### STATED TASK:
Filter the listing and keep only the lines with the word "waveform".

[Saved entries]
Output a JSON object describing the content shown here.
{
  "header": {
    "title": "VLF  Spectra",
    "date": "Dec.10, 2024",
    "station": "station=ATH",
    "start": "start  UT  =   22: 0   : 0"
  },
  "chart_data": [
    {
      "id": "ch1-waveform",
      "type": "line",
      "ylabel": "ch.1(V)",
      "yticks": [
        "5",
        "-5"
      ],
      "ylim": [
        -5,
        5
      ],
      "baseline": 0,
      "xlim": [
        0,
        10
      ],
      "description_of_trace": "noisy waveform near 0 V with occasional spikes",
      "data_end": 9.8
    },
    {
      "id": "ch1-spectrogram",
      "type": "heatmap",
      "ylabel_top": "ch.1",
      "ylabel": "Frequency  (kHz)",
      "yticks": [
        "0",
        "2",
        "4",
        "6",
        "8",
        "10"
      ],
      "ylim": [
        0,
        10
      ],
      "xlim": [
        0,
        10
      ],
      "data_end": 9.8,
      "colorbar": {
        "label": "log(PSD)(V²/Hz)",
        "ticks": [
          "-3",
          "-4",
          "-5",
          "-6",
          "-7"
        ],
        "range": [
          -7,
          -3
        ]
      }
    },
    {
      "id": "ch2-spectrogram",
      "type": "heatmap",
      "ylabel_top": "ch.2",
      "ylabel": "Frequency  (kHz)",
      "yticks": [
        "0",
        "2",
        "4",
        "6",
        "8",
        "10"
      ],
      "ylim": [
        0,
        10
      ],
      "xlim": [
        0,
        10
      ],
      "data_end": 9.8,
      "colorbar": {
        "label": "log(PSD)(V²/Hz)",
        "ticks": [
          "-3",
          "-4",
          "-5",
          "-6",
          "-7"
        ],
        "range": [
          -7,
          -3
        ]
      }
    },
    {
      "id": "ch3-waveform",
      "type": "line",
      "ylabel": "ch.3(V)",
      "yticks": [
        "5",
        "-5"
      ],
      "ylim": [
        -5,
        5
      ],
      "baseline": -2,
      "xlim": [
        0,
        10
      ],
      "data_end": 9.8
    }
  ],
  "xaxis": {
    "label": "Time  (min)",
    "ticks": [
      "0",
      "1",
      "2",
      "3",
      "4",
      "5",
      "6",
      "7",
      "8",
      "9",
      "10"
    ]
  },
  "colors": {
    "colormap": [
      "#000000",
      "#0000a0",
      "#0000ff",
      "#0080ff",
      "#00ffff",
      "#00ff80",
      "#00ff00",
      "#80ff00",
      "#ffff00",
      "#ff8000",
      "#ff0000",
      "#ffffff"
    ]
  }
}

### THE COMPLETED TASK:
      "id": "ch1-waveform",
      "description_of_trace": "noisy waveform near 0 V with occasional spikes",
      "id": "ch3-waveform",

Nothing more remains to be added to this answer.